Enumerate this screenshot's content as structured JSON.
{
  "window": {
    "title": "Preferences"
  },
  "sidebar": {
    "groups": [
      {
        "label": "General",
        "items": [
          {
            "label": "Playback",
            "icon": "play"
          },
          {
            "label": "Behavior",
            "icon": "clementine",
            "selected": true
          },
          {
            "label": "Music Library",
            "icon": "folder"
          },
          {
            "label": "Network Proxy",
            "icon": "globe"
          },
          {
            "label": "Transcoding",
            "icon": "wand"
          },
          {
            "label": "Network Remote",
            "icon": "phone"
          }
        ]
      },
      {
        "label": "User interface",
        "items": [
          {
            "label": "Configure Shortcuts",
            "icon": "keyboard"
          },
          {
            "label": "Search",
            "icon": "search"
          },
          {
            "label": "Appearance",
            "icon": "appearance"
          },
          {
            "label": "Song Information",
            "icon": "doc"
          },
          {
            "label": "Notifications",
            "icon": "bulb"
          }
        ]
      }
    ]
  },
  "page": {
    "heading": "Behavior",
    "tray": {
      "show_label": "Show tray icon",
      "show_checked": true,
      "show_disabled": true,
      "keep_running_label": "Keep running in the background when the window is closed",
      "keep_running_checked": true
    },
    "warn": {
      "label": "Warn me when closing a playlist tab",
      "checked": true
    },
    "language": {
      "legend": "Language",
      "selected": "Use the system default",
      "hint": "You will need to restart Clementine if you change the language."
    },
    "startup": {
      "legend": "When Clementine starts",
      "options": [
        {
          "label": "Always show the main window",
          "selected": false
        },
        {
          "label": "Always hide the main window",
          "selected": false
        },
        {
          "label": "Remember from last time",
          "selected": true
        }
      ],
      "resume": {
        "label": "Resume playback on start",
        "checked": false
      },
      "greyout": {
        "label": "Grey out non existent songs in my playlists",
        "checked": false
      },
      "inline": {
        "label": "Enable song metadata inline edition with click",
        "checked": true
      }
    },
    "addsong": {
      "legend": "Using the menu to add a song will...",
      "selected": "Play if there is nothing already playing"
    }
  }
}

==================================================

*Exercise brief*. Extract all lines containing the word "main".

*Final result*.
          "label": "Always show the main window",
          "label": "Always hide the main window",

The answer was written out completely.